--- Start ---

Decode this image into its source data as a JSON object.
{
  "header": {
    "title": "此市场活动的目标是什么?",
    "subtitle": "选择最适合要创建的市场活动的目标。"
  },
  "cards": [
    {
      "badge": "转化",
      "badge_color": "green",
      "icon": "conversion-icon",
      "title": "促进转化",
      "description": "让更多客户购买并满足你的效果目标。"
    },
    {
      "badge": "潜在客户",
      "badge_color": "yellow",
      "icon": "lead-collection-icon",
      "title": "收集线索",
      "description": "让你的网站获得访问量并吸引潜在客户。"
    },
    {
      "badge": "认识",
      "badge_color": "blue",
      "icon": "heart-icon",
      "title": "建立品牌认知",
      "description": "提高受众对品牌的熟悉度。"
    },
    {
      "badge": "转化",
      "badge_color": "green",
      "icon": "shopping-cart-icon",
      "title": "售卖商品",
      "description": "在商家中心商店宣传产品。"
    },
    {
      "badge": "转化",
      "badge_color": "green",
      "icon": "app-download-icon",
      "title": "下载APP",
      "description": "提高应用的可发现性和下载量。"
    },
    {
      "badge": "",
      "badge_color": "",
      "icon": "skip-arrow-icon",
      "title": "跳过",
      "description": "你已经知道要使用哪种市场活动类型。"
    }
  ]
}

--- End ---

◆ Given task: Return what is listed above, exactly and completely.

◆ Response:
Decode this image into its source data as a JSON object.
{
  "header": {
    "title": "此市场活动的目标是什么?",
    "subtitle": "选择最适合要创建的市场活动的目标。"
  },
  "cards": [
    {
      "badge": "转化",
      "badge_color": "green",
      "icon": "conversion-icon",
      "title": "促进转化",
      "description": "让更多客户购买并满足你的效果目标。"
    },
    {
      "badge": "潜在客户",
      "badge_color": "yellow",
      "icon": "lead-collection-icon",
      "title": "收集线索",
      "description": "让你的网站获得访问量并吸引潜在客户。"
    },
    {
      "badge": "认识",
      "badge_color": "blue",
      "icon": "heart-icon",
      "title": "建立品牌认知",
      "description": "提高受众对品牌的熟悉度。"
    },
    {
      "badge": "转化",
      "badge_color": "green",
      "icon": "shopping-cart-icon",
      "title": "售卖商品",
      "description": "在商家中心商店宣传产品。"
    },
    {
      "badge": "转化",
      "badge_color": "green",
      "icon": "app-download-icon",
      "title": "下载APP",
      "description": "提高应用的可发现性和下载量。"
    },
    {
      "badge": "",
      "badge_color": "",
      "icon": "skip-arrow-icon",
      "title": "跳过",
      "description": "你已经知道要使用哪种市场活动类型。"
    }
  ]
}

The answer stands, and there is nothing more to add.